| The exercise |
Return every line of the data below unchanged, character for character, in the same order.

__________________________________________________

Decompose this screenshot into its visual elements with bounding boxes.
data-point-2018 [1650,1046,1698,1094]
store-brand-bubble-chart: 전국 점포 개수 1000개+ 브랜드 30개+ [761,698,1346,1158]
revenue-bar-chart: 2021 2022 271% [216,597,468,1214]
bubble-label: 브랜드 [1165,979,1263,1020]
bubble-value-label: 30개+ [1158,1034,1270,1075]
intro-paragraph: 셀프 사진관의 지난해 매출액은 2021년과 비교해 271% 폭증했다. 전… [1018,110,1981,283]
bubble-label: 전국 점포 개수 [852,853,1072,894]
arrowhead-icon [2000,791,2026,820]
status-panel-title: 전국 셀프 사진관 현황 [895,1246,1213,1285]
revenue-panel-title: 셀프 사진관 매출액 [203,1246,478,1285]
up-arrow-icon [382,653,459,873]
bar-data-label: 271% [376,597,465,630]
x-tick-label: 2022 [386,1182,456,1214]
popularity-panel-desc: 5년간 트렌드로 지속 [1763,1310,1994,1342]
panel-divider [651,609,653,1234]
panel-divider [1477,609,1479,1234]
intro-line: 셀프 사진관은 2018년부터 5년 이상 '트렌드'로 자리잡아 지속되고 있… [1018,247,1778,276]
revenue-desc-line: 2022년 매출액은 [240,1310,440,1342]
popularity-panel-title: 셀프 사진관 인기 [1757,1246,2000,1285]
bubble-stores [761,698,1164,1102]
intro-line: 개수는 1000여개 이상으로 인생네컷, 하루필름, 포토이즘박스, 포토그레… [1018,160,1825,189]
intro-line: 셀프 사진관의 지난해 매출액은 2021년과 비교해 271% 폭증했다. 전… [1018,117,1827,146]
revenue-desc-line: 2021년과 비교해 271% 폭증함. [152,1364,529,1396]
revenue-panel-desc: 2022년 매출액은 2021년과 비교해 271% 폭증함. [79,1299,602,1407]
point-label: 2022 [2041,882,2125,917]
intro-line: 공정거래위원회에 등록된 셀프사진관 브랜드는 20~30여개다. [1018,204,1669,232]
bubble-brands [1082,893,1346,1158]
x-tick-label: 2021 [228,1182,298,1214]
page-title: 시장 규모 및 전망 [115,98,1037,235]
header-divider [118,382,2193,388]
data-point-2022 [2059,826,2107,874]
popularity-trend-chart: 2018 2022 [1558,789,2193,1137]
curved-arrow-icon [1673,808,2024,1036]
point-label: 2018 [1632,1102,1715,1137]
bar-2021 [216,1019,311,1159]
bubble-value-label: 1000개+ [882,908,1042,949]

__________________________________________________

| Task output |
Decompose this screenshot into its visual elements with bounding boxes.
data-point-2018 [1650,1046,1698,1094]
store-brand-bubble-chart: 전국 점포 개수 1000개+ 브랜드 30개+ [761,698,1346,1158]
revenue-bar-chart: 2021 2022 271% [216,597,468,1214]
bubble-label: 브랜드 [1165,979,1263,1020]
bubble-value-label: 30개+ [1158,1034,1270,1075]
intro-paragraph: 셀프 사진관의 지난해 매출액은 2021년과 비교해 271% 폭증했다. 전… [1018,110,1981,283]
bubble-label: 전국 점포 개수 [852,853,1072,894]
arrowhead-icon [2000,791,2026,820]
status-panel-title: 전국 셀프 사진관 현황 [895,1246,1213,1285]
revenue-panel-title: 셀프 사진관 매출액 [203,1246,478,1285]
up-arrow-icon [382,653,459,873]
bar-data-label: 271% [376,597,465,630]
x-tick-label: 2022 [386,1182,456,1214]
popularity-panel-desc: 5년간 트렌드로 지속 [1763,1310,1994,1342]
panel-divider [651,609,653,1234]
panel-divider [1477,609,1479,1234]
intro-line: 셀프 사진관은 2018년부터 5년 이상 '트렌드'로 자리잡아 지속되고 있… [1018,247,1778,276]
revenue-desc-line: 2022년 매출액은 [240,1310,440,1342]
popularity-panel-title: 셀프 사진관 인기 [1757,1246,2000,1285]
bubble-stores [761,698,1164,1102]
intro-line: 개수는 1000여개 이상으로 인생네컷, 하루필름, 포토이즘박스, 포토그레… [1018,160,1825,189]
intro-line: 셀프 사진관의 지난해 매출액은 2021년과 비교해 271% 폭증했다. 전… [1018,117,1827,146]
revenue-desc-line: 2021년과 비교해 271% 폭증함. [152,1364,529,1396]
revenue-panel-desc: 2022년 매출액은 2021년과 비교해 271% 폭증함. [79,1299,602,1407]
point-label: 2022 [2041,882,2125,917]
intro-line: 공정거래위원회에 등록된 셀프사진관 브랜드는 20~30여개다. [1018,204,1669,232]
bubble-brands [1082,893,1346,1158]
x-tick-label: 2021 [228,1182,298,1214]
page-title: 시장 규모 및 전망 [115,98,1037,235]
header-divider [118,382,2193,388]
data-point-2022 [2059,826,2107,874]
popularity-trend-chart: 2018 2022 [1558,789,2193,1137]
curved-arrow-icon [1673,808,2024,1036]
point-label: 2018 [1632,1102,1715,1137]
bar-2021 [216,1019,311,1159]
bubble-value-label: 1000개+ [882,908,1042,949]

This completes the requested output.